_Written task_:
Reproduce the records exactly.
....
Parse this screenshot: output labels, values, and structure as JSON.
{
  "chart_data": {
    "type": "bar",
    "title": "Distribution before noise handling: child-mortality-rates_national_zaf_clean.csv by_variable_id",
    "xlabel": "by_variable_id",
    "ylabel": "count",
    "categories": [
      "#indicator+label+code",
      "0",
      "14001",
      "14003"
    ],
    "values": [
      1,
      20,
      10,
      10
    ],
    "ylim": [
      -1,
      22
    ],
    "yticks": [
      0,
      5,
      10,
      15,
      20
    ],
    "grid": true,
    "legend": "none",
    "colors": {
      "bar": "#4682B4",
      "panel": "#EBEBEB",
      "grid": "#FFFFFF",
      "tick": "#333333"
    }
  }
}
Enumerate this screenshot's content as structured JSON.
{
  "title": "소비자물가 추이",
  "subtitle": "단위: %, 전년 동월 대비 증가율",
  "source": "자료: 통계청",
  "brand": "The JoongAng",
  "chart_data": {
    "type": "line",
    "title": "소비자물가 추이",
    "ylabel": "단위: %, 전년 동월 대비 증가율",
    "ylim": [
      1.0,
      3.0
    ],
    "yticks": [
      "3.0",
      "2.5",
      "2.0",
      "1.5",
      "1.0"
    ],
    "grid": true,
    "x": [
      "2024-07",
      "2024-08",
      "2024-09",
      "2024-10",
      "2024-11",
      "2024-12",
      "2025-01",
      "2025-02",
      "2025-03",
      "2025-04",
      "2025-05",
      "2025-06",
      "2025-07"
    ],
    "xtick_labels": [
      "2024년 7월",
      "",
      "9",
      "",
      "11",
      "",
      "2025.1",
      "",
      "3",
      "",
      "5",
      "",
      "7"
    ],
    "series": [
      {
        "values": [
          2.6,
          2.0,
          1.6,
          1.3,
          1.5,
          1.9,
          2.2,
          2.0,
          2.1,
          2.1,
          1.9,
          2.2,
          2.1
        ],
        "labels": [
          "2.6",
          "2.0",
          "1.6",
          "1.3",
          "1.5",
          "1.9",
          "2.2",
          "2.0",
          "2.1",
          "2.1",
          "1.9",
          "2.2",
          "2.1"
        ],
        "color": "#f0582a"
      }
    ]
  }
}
....
_Reply_:
Parse this screenshot: output labels, values, and structure as JSON.
{
  "chart_data": {
    "type": "bar",
    "title": "Distribution before noise handling: child-mortality-rates_national_zaf_clean.csv by_variable_id",
    "xlabel": "by_variable_id",
    "ylabel": "count",
    "categories": [
      "#indicator+label+code",
      "0",
      "14001",
      "14003"
    ],
    "values": [
      1,
      20,
      10,
      10
    ],
    "ylim": [
      -1,
      22
    ],
    "yticks": [
      0,
      5,
      10,
      15,
      20
    ],
    "grid": true,
    "legend": "none",
    "colors": {
      "bar": "#4682B4",
      "panel": "#EBEBEB",
      "grid": "#FFFFFF",
      "tick": "#333333"
    }
  }
}
Enumerate this screenshot's content as structured JSON.
{
  "title": "소비자물가 추이",
  "subtitle": "단위: %, 전년 동월 대비 증가율",
  "source": "자료: 통계청",
  "brand": "The JoongAng",
  "chart_data": {
    "type": "line",
    "title": "소비자물가 추이",
    "ylabel": "단위: %, 전년 동월 대비 증가율",
    "ylim": [
      1.0,
      3.0
    ],
    "yticks": [
      "3.0",
      "2.5",
      "2.0",
      "1.5",
      "1.0"
    ],
    "grid": true,
    "x": [
      "2024-07",
      "2024-08",
      "2024-09",
      "2024-10",
      "2024-11",
      "2024-12",
      "2025-01",
      "2025-02",
      "2025-03",
      "2025-04",
      "2025-05",
      "2025-06",
      "2025-07"
    ],
    "xtick_labels": [
      "2024년 7월",
      "",
      "9",
      "",
      "11",
      "",
      "2025.1",
      "",
      "3",
      "",
      "5",
      "",
      "7"
    ],
    "series": [
      {
        "values": [
          2.6,
          2.0,
          1.6,
          1.3,
          1.5,
          1.9,
          2.2,
          2.0,
          2.1,
          2.1,
          1.9,
          2.2,
          2.1
        ],
        "labels": [
          "2.6",
          "2.0",
          "1.6",
          "1.3",
          "1.5",
          "1.9",
          "2.2",
          "2.0",
          "2.1",
          "2.1",
          "1.9",
          "2.2",
          "2.1"
        ],
        "color": "#f0582a"
      }
    ]
  }
}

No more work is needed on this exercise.